Requirements: Copy each line that contains the string "Average".

Data for the task:
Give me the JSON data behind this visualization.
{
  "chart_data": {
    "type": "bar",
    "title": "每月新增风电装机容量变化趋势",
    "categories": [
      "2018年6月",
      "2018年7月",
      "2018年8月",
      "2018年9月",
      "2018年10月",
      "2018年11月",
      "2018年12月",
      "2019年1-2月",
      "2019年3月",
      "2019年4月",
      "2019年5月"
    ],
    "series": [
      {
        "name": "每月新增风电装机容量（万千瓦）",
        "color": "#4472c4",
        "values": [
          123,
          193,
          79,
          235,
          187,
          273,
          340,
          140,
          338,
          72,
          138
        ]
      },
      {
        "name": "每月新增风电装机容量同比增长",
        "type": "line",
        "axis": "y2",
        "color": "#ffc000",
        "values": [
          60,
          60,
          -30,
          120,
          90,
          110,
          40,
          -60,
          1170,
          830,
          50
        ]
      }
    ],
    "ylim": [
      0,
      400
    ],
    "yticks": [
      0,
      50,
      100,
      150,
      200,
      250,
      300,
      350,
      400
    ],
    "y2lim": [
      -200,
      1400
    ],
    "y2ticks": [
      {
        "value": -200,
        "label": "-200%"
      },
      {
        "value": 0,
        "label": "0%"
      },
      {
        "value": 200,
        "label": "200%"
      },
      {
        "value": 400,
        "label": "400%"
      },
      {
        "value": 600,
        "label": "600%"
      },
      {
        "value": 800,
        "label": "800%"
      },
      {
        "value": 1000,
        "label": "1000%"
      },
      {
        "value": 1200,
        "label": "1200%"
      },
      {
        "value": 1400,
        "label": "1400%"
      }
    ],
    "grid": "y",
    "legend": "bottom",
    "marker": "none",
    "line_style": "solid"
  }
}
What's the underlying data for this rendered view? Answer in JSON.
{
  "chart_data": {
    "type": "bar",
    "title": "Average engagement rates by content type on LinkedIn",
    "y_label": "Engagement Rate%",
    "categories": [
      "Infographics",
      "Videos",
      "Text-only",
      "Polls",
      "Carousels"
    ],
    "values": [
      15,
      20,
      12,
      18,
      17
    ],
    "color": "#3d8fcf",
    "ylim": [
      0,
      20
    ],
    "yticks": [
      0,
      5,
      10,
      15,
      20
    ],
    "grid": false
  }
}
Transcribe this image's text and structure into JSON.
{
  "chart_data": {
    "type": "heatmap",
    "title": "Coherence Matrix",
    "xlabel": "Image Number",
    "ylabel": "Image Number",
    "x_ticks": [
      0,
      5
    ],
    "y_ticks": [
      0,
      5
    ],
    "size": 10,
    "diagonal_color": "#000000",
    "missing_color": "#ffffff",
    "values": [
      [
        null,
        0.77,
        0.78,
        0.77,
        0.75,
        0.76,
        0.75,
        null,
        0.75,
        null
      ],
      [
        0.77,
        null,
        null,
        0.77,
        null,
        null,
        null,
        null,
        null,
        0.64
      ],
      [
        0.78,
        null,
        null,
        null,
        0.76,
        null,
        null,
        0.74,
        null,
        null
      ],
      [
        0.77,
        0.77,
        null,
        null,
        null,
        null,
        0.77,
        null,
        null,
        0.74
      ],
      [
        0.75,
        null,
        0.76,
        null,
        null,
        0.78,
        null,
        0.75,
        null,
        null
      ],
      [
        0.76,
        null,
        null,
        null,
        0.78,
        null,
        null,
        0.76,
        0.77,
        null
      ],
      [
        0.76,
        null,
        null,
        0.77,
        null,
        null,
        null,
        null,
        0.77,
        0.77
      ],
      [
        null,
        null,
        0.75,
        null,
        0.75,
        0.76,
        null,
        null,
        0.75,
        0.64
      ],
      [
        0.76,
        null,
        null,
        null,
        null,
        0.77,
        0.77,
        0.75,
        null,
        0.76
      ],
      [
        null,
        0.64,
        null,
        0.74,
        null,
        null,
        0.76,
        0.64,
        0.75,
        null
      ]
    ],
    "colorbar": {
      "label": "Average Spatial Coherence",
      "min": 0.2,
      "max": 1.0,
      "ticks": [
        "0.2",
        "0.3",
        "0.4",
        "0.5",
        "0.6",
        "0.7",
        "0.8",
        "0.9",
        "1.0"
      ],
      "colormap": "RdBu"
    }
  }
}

Solution to this exercise:
    "title": "Average engagement rates by content type on LinkedIn",
      "label": "Average Spatial Coherence",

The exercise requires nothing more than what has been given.